SOURCE DATA →

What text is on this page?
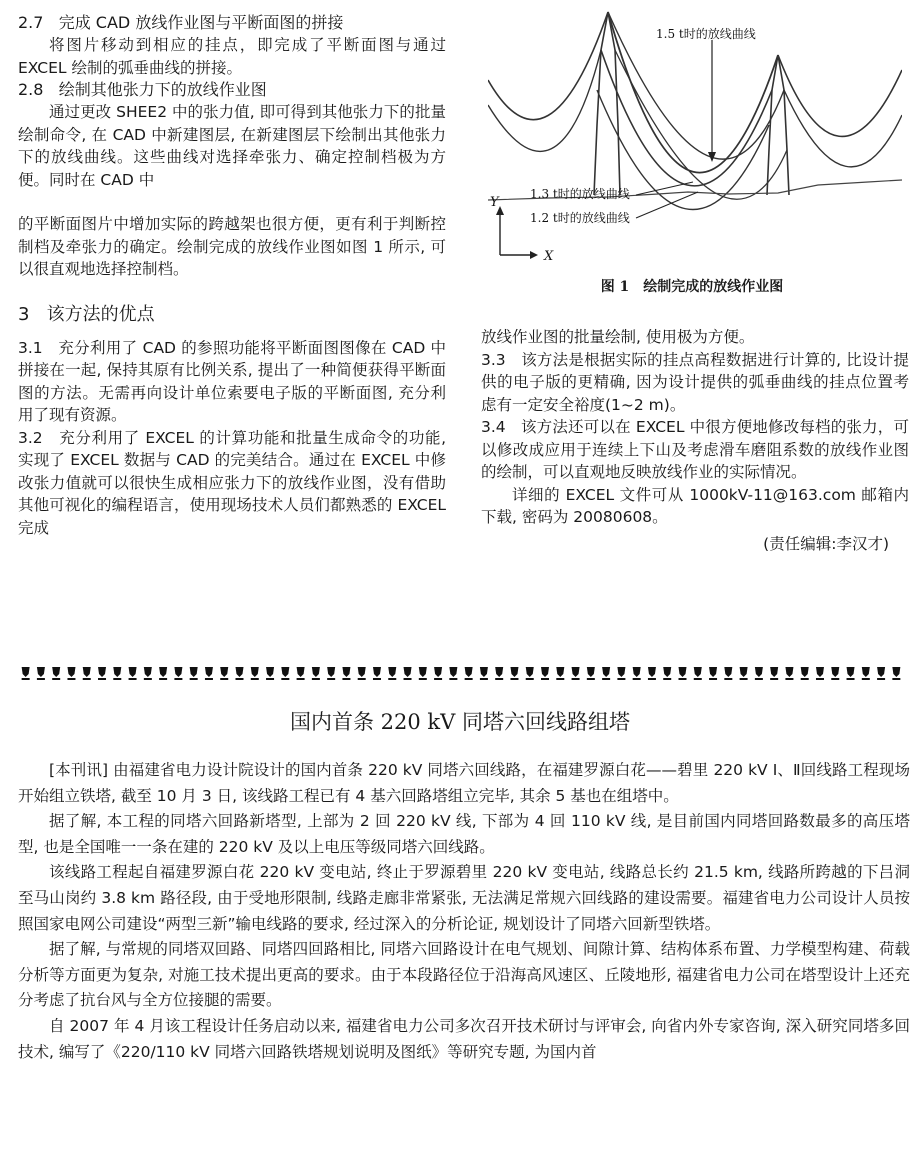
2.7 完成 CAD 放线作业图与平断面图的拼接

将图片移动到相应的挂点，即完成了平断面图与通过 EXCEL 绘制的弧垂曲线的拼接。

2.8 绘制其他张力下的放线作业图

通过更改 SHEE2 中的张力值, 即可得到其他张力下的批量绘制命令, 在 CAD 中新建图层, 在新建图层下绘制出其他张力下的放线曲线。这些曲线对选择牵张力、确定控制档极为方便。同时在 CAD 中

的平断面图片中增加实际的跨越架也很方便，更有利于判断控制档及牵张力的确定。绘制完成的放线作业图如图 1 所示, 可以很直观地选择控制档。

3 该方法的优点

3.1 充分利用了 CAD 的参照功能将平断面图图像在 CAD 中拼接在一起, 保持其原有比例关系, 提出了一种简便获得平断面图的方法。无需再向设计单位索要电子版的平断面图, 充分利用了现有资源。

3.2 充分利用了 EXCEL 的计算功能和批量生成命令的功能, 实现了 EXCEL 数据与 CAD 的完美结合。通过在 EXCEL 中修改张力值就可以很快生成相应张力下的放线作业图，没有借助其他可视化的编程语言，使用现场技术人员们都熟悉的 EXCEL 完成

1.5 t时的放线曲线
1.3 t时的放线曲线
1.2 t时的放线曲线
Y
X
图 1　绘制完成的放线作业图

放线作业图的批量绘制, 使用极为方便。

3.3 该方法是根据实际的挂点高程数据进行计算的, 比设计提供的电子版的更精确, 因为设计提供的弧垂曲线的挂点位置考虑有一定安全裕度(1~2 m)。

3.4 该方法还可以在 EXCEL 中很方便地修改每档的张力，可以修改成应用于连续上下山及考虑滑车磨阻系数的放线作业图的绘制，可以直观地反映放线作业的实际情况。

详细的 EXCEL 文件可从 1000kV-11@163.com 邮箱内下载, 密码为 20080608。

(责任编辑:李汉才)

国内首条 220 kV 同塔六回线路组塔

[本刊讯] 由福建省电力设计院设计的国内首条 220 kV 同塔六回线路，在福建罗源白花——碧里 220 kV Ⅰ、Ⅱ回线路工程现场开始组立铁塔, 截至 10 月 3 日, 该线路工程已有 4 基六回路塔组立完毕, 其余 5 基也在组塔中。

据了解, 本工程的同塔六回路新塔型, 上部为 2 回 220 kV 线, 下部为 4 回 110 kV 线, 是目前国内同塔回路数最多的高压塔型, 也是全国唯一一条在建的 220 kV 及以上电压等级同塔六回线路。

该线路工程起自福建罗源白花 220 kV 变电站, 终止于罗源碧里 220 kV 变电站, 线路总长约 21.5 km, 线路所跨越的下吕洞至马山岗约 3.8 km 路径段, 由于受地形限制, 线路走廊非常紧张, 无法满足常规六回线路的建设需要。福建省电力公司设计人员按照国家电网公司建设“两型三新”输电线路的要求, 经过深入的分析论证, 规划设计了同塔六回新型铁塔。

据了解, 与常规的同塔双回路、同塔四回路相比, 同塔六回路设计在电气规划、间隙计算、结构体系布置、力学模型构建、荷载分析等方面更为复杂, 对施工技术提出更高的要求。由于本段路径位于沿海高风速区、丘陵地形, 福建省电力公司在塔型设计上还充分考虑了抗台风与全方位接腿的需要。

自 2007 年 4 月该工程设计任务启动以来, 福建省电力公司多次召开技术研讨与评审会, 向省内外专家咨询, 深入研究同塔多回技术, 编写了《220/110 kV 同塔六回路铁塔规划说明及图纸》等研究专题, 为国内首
...
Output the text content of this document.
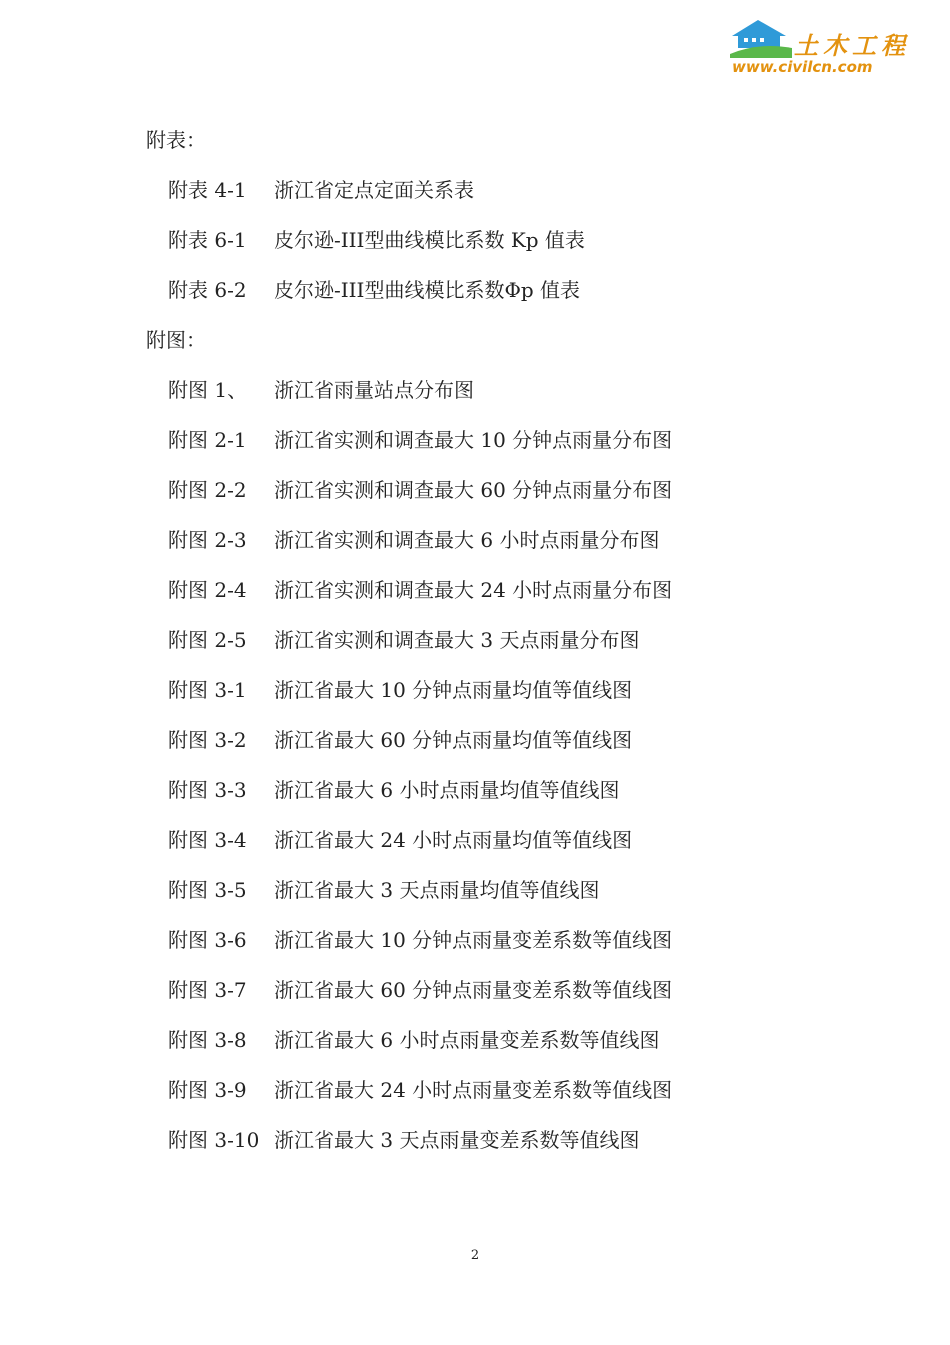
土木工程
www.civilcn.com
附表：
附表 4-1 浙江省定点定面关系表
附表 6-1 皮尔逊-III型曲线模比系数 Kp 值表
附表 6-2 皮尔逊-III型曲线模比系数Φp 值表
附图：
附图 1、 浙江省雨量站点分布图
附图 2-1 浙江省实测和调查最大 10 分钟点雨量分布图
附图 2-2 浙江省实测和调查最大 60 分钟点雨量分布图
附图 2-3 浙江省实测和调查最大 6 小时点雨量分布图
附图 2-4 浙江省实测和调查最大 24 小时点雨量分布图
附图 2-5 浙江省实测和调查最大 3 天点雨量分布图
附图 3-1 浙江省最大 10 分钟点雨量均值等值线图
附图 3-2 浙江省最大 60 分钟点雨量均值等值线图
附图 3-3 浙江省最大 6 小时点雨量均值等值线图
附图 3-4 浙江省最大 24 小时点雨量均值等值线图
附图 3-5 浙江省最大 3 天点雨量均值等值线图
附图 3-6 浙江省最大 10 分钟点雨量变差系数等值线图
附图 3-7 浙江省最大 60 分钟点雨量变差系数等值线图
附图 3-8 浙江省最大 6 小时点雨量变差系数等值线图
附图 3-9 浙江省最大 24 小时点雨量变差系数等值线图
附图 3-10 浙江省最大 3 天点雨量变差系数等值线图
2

WHAT IS REQUIRED →
Locate the lines above that hold the word "小时点雨量变差系数等值线图". Show every one of them.

CORRECT ANSWER →
附图 3-8 浙江省最大 6 小时点雨量变差系数等值线图
附图 3-9 浙江省最大 24 小时点雨量变差系数等值线图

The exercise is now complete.